— SHORT PROBLEM —
Write out every single entry exactly.

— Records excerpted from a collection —
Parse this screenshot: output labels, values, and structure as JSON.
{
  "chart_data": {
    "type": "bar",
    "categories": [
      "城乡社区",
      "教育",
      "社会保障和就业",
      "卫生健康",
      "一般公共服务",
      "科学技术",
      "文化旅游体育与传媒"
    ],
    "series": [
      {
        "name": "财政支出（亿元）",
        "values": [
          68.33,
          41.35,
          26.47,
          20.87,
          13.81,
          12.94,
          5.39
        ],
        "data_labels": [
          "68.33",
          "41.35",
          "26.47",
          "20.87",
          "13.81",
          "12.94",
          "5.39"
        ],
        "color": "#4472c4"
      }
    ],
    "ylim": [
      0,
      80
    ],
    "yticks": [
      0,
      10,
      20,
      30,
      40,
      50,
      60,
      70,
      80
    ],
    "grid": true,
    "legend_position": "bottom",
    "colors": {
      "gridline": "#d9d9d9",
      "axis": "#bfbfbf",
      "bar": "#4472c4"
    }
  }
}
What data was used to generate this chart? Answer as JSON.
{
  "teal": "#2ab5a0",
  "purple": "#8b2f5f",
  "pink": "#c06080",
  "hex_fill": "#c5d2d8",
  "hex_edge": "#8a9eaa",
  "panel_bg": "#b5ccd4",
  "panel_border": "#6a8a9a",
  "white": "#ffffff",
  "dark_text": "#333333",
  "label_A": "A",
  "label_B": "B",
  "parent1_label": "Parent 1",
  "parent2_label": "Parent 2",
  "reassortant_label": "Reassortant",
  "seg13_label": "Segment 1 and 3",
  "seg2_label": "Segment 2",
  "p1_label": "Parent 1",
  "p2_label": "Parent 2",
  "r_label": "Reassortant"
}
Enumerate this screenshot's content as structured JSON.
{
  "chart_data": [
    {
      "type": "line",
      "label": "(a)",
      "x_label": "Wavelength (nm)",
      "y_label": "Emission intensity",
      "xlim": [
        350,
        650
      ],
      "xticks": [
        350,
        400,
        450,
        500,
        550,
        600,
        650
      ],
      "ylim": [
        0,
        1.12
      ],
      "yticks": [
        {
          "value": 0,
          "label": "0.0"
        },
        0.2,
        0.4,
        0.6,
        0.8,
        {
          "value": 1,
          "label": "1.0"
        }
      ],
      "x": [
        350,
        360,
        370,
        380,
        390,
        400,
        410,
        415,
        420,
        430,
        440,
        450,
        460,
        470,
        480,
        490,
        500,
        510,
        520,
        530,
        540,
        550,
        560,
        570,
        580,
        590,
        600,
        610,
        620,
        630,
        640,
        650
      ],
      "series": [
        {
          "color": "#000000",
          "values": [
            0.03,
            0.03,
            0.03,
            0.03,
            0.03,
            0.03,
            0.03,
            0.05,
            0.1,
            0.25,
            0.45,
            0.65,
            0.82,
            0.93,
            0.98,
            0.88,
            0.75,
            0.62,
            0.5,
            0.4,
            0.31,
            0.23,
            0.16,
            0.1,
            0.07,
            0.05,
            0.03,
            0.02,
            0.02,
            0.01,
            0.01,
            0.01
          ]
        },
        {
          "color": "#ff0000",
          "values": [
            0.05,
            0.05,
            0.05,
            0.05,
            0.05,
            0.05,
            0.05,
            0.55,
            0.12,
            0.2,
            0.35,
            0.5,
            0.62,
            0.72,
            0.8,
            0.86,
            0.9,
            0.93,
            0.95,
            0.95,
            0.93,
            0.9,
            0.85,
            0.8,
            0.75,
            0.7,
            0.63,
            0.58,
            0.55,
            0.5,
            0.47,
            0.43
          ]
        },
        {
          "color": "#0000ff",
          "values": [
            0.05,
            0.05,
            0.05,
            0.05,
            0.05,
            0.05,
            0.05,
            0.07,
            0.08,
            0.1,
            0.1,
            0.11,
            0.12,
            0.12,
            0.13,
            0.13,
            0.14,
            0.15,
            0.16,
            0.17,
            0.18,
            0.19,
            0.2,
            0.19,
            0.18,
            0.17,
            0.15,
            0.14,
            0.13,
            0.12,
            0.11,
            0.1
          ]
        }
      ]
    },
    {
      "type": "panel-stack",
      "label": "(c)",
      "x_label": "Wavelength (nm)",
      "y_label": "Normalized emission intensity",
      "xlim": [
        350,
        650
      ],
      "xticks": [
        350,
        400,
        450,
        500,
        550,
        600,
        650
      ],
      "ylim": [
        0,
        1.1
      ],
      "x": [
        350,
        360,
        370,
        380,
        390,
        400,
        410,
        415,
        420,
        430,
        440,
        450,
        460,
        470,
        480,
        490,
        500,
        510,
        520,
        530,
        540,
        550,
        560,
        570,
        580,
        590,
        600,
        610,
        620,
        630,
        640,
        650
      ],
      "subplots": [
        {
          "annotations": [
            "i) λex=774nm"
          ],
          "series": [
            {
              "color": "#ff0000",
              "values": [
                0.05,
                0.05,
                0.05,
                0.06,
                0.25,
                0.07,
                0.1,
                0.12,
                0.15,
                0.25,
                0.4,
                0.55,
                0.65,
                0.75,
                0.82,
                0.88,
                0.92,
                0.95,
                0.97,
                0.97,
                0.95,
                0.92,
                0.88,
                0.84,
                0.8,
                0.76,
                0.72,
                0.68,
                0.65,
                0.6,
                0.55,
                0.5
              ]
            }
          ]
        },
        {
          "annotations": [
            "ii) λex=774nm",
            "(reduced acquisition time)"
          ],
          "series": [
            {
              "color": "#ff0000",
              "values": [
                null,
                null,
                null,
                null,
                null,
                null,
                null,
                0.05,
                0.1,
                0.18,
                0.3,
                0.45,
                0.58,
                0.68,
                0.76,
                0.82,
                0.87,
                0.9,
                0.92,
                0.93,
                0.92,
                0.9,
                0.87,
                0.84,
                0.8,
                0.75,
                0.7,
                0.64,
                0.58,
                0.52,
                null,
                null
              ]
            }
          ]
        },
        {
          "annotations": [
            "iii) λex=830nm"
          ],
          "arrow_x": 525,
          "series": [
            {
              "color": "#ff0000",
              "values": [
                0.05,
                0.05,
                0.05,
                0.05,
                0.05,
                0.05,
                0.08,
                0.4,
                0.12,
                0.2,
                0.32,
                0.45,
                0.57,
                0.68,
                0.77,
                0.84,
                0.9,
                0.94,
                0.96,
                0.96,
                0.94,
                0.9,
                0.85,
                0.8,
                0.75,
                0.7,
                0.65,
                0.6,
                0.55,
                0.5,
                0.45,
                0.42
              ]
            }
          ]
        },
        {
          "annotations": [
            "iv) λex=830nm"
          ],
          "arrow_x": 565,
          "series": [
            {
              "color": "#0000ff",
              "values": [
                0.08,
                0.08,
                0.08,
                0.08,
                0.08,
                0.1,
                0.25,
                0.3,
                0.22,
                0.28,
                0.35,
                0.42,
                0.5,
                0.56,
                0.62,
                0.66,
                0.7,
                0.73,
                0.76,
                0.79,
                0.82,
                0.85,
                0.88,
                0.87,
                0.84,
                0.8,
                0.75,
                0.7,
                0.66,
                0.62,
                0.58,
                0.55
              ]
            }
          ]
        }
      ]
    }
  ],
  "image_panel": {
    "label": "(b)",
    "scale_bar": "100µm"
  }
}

— RESPONSE TO THIS TASK —
Parse this screenshot: output labels, values, and structure as JSON.
{
  "chart_data": {
    "type": "bar",
    "categories": [
      "城乡社区",
      "教育",
      "社会保障和就业",
      "卫生健康",
      "一般公共服务",
      "科学技术",
      "文化旅游体育与传媒"
    ],
    "series": [
      {
        "name": "财政支出（亿元）",
        "values": [
          68.33,
          41.35,
          26.47,
          20.87,
          13.81,
          12.94,
          5.39
        ],
        "data_labels": [
          "68.33",
          "41.35",
          "26.47",
          "20.87",
          "13.81",
          "12.94",
          "5.39"
        ],
        "color": "#4472c4"
      }
    ],
    "ylim": [
      0,
      80
    ],
    "yticks": [
      0,
      10,
      20,
      30,
      40,
      50,
      60,
      70,
      80
    ],
    "grid": true,
    "legend_position": "bottom",
    "colors": {
      "gridline": "#d9d9d9",
      "axis": "#bfbfbf",
      "bar": "#4472c4"
    }
  }
}
What data was used to generate this chart? Answer as JSON.
{
  "teal": "#2ab5a0",
  "purple": "#8b2f5f",
  "pink": "#c06080",
  "hex_fill": "#c5d2d8",
  "hex_edge": "#8a9eaa",
  "panel_bg": "#b5ccd4",
  "panel_border": "#6a8a9a",
  "white": "#ffffff",
  "dark_text": "#333333",
  "label_A": "A",
  "label_B": "B",
  "parent1_label": "Parent 1",
  "parent2_label": "Parent 2",
  "reassortant_label": "Reassortant",
  "seg13_label": "Segment 1 and 3",
  "seg2_label": "Segment 2",
  "p1_label": "Parent 1",
  "p2_label": "Parent 2",
  "r_label": "Reassortant"
}
Enumerate this screenshot's content as structured JSON.
{
  "chart_data": [
    {
      "type": "line",
      "label": "(a)",
      "x_label": "Wavelength (nm)",
      "y_label": "Emission intensity",
      "xlim": [
        350,
        650
      ],
      "xticks": [
        350,
        400,
        450,
        500,
        550,
        600,
        650
      ],
      "ylim": [
        0,
        1.12
      ],
      "yticks": [
        {
          "value": 0,
          "label": "0.0"
        },
        0.2,
        0.4,
        0.6,
        0.8,
        {
          "value": 1,
          "label": "1.0"
        }
      ],
      "x": [
        350,
        360,
        370,
        380,
        390,
        400,
        410,
        415,
        420,
        430,
        440,
        450,
        460,
        470,
        480,
        490,
        500,
        510,
        520,
        530,
        540,
        550,
        560,
        570,
        580,
        590,
        600,
        610,
        620,
        630,
        640,
        650
      ],
      "series": [
        {
          "color": "#000000",
          "values": [
            0.03,
            0.03,
            0.03,
            0.03,
            0.03,
            0.03,
            0.03,
            0.05,
            0.1,
            0.25,
            0.45,
            0.65,
            0.82,
            0.93,
            0.98,
            0.88,
            0.75,
            0.62,
            0.5,
            0.4,
            0.31,
            0.23,
            0.16,
            0.1,
            0.07,
            0.05,
            0.03,
            0.02,
            0.02,
            0.01,
            0.01,
            0.01
          ]
        },
        {
          "color": "#ff0000",
          "values": [
            0.05,
            0.05,
            0.05,
            0.05,
            0.05,
            0.05,
            0.05,
            0.55,
            0.12,
            0.2,
            0.35,
            0.5,
            0.62,
            0.72,
            0.8,
            0.86,
            0.9,
            0.93,
            0.95,
            0.95,
            0.93,
            0.9,
            0.85,
            0.8,
            0.75,
            0.7,
            0.63,
            0.58,
            0.55,
            0.5,
            0.47,
            0.43
          ]
        },
        {
          "color": "#0000ff",
          "values": [
            0.05,
            0.05,
            0.05,
            0.05,
            0.05,
            0.05,
            0.05,
            0.07,
            0.08,
            0.1,
            0.1,
            0.11,
            0.12,
            0.12,
            0.13,
            0.13,
            0.14,
            0.15,
            0.16,
            0.17,
            0.18,
            0.19,
            0.2,
            0.19,
            0.18,
            0.17,
            0.15,
            0.14,
            0.13,
            0.12,
            0.11,
            0.1
          ]
        }
      ]
    },
    {
      "type": "panel-stack",
      "label": "(c)",
      "x_label": "Wavelength (nm)",
      "y_label": "Normalized emission intensity",
      "xlim": [
        350,
        650
      ],
      "xticks": [
        350,
        400,
        450,
        500,
        550,
        600,
        650
      ],
      "ylim": [
        0,
        1.1
      ],
      "x": [
        350,
        360,
        370,
        380,
        390,
        400,
        410,
        415,
        420,
        430,
        440,
        450,
        460,
        470,
        480,
        490,
        500,
        510,
        520,
        530,
        540,
        550,
        560,
        570,
        580,
        590,
        600,
        610,
        620,
        630,
        640,
        650
      ],
      "subplots": [
        {
          "annotations": [
            "i) λex=774nm"
          ],
          "series": [
            {
              "color": "#ff0000",
              "values": [
                0.05,
                0.05,
                0.05,
                0.06,
                0.25,
                0.07,
                0.1,
                0.12,
                0.15,
                0.25,
                0.4,
                0.55,
                0.65,
                0.75,
                0.82,
                0.88,
                0.92,
                0.95,
                0.97,
                0.97,
                0.95,
                0.92,
                0.88,
                0.84,
                0.8,
                0.76,
                0.72,
                0.68,
                0.65,
                0.6,
                0.55,
                0.5
              ]
            }
          ]
        },
        {
          "annotations": [
            "ii) λex=774nm",
            "(reduced acquisition time)"
          ],
          "series": [
            {
              "color": "#ff0000",
              "values": [
                null,
                null,
                null,
                null,
                null,
                null,
                null,
                0.05,
                0.1,
                0.18,
                0.3,
                0.45,
                0.58,
                0.68,
                0.76,
                0.82,
                0.87,
                0.9,
                0.92,
                0.93,
                0.92,
                0.9,
                0.87,
                0.84,
                0.8,
                0.75,
                0.7,
                0.64,
                0.58,
                0.52,
                null,
                null
              ]
            }
          ]
        },
        {
          "annotations": [
            "iii) λex=830nm"
          ],
          "arrow_x": 525,
          "series": [
            {
              "color": "#ff0000",
              "values": [
                0.05,
                0.05,
                0.05,
                0.05,
                0.05,
                0.05,
                0.08,
                0.4,
                0.12,
                0.2,
                0.32,
                0.45,
                0.57,
                0.68,
                0.77,
                0.84,
                0.9,
                0.94,
                0.96,
                0.96,
                0.94,
                0.9,
                0.85,
                0.8,
                0.75,
                0.7,
                0.65,
                0.6,
                0.55,
                0.5,
                0.45,
                0.42
              ]
            }
          ]
        },
        {
          "annotations": [
            "iv) λex=830nm"
          ],
          "arrow_x": 565,
          "series": [
            {
              "color": "#0000ff",
              "values": [
                0.08,
                0.08,
                0.08,
                0.08,
                0.08,
                0.1,
                0.25,
                0.3,
                0.22,
                0.28,
                0.35,
                0.42,
                0.5,
                0.56,
                0.62,
                0.66,
                0.7,
                0.73,
                0.76,
                0.79,
                0.82,
                0.85,
                0.88,
                0.87,
                0.84,
                0.8,
                0.75,
                0.7,
                0.66,
                0.62,
                0.58,
                0.55
              ]
            }
          ]
        }
      ]
    }
  ],
  "image_panel": {
    "label": "(b)",
    "scale_bar": "100µm"
  }
}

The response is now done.